*** Provided records
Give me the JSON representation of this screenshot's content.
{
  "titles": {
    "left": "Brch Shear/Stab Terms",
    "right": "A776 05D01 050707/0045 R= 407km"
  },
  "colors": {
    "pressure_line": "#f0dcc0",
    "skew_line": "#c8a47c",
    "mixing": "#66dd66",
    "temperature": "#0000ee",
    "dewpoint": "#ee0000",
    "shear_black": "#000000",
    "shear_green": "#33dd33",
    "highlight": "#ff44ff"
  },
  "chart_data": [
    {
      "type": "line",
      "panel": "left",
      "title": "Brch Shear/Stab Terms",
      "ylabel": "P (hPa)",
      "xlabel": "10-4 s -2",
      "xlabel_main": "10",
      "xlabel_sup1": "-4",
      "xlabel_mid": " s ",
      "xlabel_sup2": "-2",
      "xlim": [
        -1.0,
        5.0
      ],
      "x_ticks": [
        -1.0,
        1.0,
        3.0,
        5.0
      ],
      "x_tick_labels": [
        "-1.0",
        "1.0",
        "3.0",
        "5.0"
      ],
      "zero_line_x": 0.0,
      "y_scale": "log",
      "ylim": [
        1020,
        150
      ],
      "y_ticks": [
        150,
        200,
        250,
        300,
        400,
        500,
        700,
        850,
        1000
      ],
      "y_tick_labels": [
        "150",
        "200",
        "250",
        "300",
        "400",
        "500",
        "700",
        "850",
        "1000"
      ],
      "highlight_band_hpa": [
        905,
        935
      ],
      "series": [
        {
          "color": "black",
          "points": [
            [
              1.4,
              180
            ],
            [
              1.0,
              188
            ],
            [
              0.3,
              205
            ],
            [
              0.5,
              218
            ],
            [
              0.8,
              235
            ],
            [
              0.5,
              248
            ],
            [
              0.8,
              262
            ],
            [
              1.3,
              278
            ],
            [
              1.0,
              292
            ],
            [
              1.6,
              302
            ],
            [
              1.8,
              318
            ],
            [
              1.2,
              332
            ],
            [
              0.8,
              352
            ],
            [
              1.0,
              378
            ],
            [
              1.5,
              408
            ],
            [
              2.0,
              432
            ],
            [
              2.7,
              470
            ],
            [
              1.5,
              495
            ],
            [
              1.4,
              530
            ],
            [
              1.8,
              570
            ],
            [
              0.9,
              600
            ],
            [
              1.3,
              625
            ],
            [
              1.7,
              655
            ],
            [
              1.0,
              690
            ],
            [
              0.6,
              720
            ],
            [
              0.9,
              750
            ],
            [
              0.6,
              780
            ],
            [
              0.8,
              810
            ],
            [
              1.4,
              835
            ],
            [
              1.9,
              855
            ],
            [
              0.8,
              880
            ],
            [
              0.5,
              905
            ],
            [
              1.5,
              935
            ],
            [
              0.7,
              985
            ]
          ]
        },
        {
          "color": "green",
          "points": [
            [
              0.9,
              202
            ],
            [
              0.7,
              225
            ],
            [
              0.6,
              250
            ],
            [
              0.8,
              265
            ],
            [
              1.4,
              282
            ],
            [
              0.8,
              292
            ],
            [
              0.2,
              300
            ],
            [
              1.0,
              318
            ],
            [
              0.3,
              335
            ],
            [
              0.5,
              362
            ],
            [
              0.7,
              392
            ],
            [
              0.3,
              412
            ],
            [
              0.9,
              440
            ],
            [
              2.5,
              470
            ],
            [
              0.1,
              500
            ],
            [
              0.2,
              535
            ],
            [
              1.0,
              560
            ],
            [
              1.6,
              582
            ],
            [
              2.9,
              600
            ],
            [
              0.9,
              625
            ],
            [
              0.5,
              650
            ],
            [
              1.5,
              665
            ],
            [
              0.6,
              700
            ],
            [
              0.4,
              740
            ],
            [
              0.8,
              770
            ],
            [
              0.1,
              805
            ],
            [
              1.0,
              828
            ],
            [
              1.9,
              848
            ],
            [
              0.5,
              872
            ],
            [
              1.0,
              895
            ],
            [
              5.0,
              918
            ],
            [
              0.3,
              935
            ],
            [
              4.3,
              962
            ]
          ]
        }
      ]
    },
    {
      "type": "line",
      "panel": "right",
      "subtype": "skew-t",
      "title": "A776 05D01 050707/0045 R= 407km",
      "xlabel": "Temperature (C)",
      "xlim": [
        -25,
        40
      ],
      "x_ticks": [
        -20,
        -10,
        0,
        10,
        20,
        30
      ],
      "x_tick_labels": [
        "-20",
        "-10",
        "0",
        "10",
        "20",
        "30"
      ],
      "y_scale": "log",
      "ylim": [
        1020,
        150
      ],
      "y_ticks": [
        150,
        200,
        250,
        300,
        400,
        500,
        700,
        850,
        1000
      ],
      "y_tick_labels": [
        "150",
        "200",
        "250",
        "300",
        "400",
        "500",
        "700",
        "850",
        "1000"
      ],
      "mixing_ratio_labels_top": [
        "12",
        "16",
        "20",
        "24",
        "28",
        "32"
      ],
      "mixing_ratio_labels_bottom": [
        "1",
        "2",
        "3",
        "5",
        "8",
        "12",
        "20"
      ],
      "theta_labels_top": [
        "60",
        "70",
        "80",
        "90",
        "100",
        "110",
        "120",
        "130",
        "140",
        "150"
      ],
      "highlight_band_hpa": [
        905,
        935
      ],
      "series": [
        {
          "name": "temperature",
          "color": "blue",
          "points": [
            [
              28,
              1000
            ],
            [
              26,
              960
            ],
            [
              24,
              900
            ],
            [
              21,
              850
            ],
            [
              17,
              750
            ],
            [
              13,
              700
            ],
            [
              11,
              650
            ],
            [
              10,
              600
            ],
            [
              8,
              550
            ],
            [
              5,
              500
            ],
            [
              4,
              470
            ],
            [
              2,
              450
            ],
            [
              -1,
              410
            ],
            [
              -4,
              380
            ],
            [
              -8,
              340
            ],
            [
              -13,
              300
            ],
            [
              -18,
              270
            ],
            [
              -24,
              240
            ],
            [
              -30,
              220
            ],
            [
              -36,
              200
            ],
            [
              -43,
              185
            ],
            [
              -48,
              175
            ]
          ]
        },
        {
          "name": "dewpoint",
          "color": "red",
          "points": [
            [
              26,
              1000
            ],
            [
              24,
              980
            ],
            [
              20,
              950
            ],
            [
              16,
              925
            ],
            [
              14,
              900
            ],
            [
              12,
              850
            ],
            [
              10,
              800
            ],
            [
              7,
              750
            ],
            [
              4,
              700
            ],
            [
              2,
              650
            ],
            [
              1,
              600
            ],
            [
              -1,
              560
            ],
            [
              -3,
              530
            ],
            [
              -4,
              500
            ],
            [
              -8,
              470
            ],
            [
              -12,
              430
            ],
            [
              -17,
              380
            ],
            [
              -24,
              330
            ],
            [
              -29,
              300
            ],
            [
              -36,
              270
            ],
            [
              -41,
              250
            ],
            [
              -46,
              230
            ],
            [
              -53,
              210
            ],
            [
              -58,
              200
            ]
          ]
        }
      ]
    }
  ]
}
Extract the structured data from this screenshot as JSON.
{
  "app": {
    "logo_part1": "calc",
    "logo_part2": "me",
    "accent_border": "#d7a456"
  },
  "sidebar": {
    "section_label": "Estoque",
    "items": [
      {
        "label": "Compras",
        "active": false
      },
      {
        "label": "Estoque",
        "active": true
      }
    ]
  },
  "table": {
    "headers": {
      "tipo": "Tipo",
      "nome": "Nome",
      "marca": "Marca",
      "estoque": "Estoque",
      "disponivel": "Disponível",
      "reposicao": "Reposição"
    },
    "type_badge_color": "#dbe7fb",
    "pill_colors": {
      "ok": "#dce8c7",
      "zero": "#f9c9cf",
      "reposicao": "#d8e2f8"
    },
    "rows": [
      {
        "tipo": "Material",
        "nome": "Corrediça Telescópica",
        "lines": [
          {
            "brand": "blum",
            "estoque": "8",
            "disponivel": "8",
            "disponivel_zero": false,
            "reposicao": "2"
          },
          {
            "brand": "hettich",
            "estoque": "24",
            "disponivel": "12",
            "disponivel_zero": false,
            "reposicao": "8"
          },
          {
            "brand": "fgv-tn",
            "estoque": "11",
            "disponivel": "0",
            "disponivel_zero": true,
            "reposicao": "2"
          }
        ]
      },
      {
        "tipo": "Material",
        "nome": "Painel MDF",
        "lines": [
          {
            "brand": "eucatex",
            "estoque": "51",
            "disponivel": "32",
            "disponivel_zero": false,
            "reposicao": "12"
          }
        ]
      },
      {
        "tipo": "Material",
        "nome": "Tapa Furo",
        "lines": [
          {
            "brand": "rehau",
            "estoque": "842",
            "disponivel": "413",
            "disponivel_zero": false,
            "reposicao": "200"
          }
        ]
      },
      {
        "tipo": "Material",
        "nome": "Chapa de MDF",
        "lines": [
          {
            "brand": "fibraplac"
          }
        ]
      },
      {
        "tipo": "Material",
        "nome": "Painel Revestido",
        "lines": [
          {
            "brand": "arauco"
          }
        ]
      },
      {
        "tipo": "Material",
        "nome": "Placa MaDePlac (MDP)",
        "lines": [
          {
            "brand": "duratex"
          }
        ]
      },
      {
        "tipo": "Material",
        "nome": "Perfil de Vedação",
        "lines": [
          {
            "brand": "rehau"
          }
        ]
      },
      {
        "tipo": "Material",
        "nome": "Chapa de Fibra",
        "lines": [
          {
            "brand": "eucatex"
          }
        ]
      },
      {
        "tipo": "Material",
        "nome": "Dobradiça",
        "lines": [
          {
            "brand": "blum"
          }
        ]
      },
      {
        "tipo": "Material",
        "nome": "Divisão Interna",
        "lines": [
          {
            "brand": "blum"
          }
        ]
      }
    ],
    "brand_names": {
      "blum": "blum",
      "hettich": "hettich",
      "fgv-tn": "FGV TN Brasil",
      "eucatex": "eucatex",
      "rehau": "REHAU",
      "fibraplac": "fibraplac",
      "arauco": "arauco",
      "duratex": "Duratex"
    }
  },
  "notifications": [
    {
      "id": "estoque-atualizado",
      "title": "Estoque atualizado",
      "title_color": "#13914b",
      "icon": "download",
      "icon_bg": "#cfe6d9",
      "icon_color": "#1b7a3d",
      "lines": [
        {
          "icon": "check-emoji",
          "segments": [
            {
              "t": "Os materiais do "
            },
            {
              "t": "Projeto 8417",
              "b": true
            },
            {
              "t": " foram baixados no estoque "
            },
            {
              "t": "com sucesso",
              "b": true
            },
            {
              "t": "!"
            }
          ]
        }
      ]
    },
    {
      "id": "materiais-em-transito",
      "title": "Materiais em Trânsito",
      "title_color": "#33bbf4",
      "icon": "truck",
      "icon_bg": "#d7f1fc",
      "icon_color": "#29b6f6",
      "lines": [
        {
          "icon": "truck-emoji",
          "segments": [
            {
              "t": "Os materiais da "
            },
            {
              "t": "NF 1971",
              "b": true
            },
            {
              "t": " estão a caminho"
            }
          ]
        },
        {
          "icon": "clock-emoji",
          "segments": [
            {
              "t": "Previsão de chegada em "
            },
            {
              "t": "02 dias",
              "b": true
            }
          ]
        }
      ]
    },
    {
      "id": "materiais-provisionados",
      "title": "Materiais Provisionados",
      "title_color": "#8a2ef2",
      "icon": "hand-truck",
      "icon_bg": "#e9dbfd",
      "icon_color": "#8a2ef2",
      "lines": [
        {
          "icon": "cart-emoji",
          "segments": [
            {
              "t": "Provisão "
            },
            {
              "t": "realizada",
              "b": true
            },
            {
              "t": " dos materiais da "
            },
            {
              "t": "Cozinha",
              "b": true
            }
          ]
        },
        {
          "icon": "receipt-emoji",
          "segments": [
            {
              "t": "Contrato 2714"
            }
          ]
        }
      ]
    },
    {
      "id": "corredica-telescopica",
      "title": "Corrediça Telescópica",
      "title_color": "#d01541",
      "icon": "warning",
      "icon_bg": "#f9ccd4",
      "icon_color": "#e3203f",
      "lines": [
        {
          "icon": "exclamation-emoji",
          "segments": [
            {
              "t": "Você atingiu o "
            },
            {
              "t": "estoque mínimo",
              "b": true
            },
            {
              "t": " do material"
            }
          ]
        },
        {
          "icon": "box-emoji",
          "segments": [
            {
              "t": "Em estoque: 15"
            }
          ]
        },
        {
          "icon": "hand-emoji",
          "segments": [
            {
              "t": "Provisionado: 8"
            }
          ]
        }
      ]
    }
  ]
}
******
**Work instructions:** Copy every single line of the material above that holds "Corrediça".

**Full output:**
        "nome": "Corrediça Telescópica",
      "title": "Corrediça Telescópica",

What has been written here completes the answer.